Aim ->
Each line below should be retyped exactly, with no pictures.

Provided material ->
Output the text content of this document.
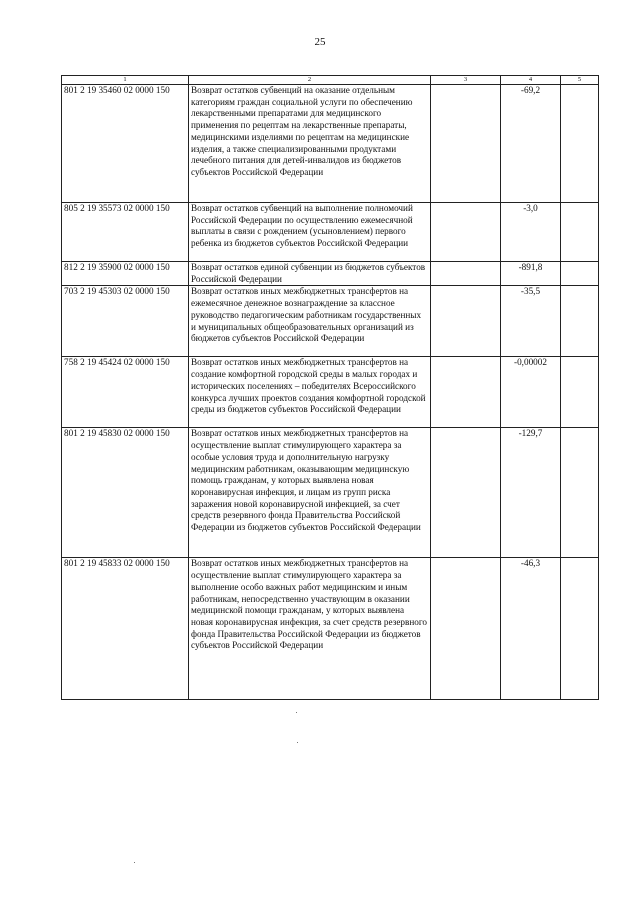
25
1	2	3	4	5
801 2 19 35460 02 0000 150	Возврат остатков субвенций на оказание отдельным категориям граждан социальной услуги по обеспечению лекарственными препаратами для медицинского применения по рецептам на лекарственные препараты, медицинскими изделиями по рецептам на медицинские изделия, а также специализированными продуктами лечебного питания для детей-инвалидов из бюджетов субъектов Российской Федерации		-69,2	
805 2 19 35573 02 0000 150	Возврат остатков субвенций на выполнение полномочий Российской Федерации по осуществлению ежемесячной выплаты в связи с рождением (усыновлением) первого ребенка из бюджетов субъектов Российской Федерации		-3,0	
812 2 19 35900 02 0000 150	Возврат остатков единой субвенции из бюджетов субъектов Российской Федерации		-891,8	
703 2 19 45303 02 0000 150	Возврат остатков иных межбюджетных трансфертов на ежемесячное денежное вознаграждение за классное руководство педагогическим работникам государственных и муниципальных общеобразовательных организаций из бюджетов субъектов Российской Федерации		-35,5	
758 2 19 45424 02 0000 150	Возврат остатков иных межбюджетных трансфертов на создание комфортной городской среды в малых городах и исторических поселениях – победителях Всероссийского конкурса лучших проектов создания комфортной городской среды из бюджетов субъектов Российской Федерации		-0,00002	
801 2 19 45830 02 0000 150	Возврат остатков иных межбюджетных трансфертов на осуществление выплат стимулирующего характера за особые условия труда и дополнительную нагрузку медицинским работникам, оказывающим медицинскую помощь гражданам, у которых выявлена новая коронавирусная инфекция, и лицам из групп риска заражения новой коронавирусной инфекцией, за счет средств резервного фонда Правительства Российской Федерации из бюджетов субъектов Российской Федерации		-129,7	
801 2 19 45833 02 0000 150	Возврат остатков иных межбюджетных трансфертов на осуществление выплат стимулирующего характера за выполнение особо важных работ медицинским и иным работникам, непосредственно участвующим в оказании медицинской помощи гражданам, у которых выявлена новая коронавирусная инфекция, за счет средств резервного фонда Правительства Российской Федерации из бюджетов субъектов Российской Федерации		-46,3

Written response ->
Output the text content of this document.
25
1	2	3	4	5
801 2 19 35460 02 0000 150	Возврат остатков субвенций на оказание отдельным категориям граждан социальной услуги по обеспечению лекарственными препаратами для медицинского применения по рецептам на лекарственные препараты, медицинскими изделиями по рецептам на медицинские изделия, а также специализированными продуктами лечебного питания для детей-инвалидов из бюджетов субъектов Российской Федерации		-69,2	
805 2 19 35573 02 0000 150	Возврат остатков субвенций на выполнение полномочий Российской Федерации по осуществлению ежемесячной выплаты в связи с рождением (усыновлением) первого ребенка из бюджетов субъектов Российской Федерации		-3,0	
812 2 19 35900 02 0000 150	Возврат остатков единой субвенции из бюджетов субъектов Российской Федерации		-891,8	
703 2 19 45303 02 0000 150	Возврат остатков иных межбюджетных трансфертов на ежемесячное денежное вознаграждение за классное руководство педагогическим работникам государственных и муниципальных общеобразовательных организаций из бюджетов субъектов Российской Федерации		-35,5	
758 2 19 45424 02 0000 150	Возврат остатков иных межбюджетных трансфертов на создание комфортной городской среды в малых городах и исторических поселениях – победителях Всероссийского конкурса лучших проектов создания комфортной городской среды из бюджетов субъектов Российской Федерации		-0,00002	
801 2 19 45830 02 0000 150	Возврат остатков иных межбюджетных трансфертов на осуществление выплат стимулирующего характера за особые условия труда и дополнительную нагрузку медицинским работникам, оказывающим медицинскую помощь гражданам, у которых выявлена новая коронавирусная инфекция, и лицам из групп риска заражения новой коронавирусной инфекцией, за счет средств резервного фонда Правительства Российской Федерации из бюджетов субъектов Российской Федерации		-129,7	
801 2 19 45833 02 0000 150	Возврат остатков иных межбюджетных трансфертов на осуществление выплат стимулирующего характера за выполнение особо важных работ медицинским и иным работникам, непосредственно участвующим в оказании медицинской помощи гражданам, у которых выявлена новая коронавирусная инфекция, за счет средств резервного фонда Правительства Российской Федерации из бюджетов субъектов Российской Федерации		-46,3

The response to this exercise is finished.